■ **TO BE DONE**
Can you retype every record below exactly as written?

■ **Collected data**

____________________

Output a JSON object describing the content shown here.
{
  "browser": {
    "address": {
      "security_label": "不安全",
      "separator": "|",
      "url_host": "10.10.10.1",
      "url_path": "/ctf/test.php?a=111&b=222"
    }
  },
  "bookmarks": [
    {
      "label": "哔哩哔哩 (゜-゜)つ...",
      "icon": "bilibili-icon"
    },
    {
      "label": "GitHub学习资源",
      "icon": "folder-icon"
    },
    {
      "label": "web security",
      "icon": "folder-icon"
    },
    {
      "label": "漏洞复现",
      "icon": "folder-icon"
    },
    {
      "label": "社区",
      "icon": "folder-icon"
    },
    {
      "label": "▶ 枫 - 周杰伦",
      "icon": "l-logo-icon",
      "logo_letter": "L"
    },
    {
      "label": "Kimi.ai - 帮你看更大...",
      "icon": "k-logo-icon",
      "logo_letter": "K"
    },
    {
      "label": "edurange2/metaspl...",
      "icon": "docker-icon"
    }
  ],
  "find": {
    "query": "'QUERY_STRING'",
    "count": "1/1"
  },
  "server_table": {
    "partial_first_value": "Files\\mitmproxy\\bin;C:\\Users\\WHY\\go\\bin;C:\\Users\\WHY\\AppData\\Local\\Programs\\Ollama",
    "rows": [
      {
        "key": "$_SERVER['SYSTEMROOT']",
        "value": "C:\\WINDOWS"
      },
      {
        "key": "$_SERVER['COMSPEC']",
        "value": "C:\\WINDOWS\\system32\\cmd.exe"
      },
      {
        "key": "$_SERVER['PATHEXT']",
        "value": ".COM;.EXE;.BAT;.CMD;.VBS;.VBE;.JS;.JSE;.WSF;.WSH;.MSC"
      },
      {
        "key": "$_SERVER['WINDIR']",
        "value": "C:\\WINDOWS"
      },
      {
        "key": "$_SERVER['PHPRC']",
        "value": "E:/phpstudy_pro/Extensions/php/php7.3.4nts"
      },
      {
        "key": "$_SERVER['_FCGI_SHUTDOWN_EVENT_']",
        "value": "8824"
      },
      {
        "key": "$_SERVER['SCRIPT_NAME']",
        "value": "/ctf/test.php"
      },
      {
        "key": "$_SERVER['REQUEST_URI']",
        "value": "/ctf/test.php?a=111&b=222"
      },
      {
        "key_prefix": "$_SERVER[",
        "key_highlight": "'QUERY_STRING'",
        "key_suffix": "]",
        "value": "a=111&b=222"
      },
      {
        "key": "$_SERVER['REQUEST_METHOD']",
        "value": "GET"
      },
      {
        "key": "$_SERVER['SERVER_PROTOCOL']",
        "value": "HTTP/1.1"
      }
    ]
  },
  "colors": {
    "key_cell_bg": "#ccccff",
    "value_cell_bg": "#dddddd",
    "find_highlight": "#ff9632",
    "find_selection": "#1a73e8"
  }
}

____________________

■ **RESPONSE TO THIS EXERCISE**
Output a JSON object describing the content shown here.
{
  "browser": {
    "address": {
      "security_label": "不安全",
      "separator": "|",
      "url_host": "10.10.10.1",
      "url_path": "/ctf/test.php?a=111&b=222"
    }
  },
  "bookmarks": [
    {
      "label": "哔哩哔哩 (゜-゜)つ...",
      "icon": "bilibili-icon"
    },
    {
      "label": "GitHub学习资源",
      "icon": "folder-icon"
    },
    {
      "label": "web security",
      "icon": "folder-icon"
    },
    {
      "label": "漏洞复现",
      "icon": "folder-icon"
    },
    {
      "label": "社区",
      "icon": "folder-icon"
    },
    {
      "label": "▶ 枫 - 周杰伦",
      "icon": "l-logo-icon",
      "logo_letter": "L"
    },
    {
      "label": "Kimi.ai - 帮你看更大...",
      "icon": "k-logo-icon",
      "logo_letter": "K"
    },
    {
      "label": "edurange2/metaspl...",
      "icon": "docker-icon"
    }
  ],
  "find": {
    "query": "'QUERY_STRING'",
    "count": "1/1"
  },
  "server_table": {
    "partial_first_value": "Files\\mitmproxy\\bin;C:\\Users\\WHY\\go\\bin;C:\\Users\\WHY\\AppData\\Local\\Programs\\Ollama",
    "rows": [
      {
        "key": "$_SERVER['SYSTEMROOT']",
        "value": "C:\\WINDOWS"
      },
      {
        "key": "$_SERVER['COMSPEC']",
        "value": "C:\\WINDOWS\\system32\\cmd.exe"
      },
      {
        "key": "$_SERVER['PATHEXT']",
        "value": ".COM;.EXE;.BAT;.CMD;.VBS;.VBE;.JS;.JSE;.WSF;.WSH;.MSC"
      },
      {
        "key": "$_SERVER['WINDIR']",
        "value": "C:\\WINDOWS"
      },
      {
        "key": "$_SERVER['PHPRC']",
        "value": "E:/phpstudy_pro/Extensions/php/php7.3.4nts"
      },
      {
        "key": "$_SERVER['_FCGI_SHUTDOWN_EVENT_']",
        "value": "8824"
      },
      {
        "key": "$_SERVER['SCRIPT_NAME']",
        "value": "/ctf/test.php"
      },
      {
        "key": "$_SERVER['REQUEST_URI']",
        "value": "/ctf/test.php?a=111&b=222"
      },
      {
        "key_prefix": "$_SERVER[",
        "key_highlight": "'QUERY_STRING'",
        "key_suffix": "]",
        "value": "a=111&b=222"
      },
      {
        "key": "$_SERVER['REQUEST_METHOD']",
        "value": "GET"
      },
      {
        "key": "$_SERVER['SERVER_PROTOCOL']",
        "value": "HTTP/1.1"
      }
    ]
  },
  "colors": {
    "key_cell_bg": "#ccccff",
    "value_cell_bg": "#dddddd",
    "find_highlight": "#ff9632",
    "find_selection": "#1a73e8"
  }
}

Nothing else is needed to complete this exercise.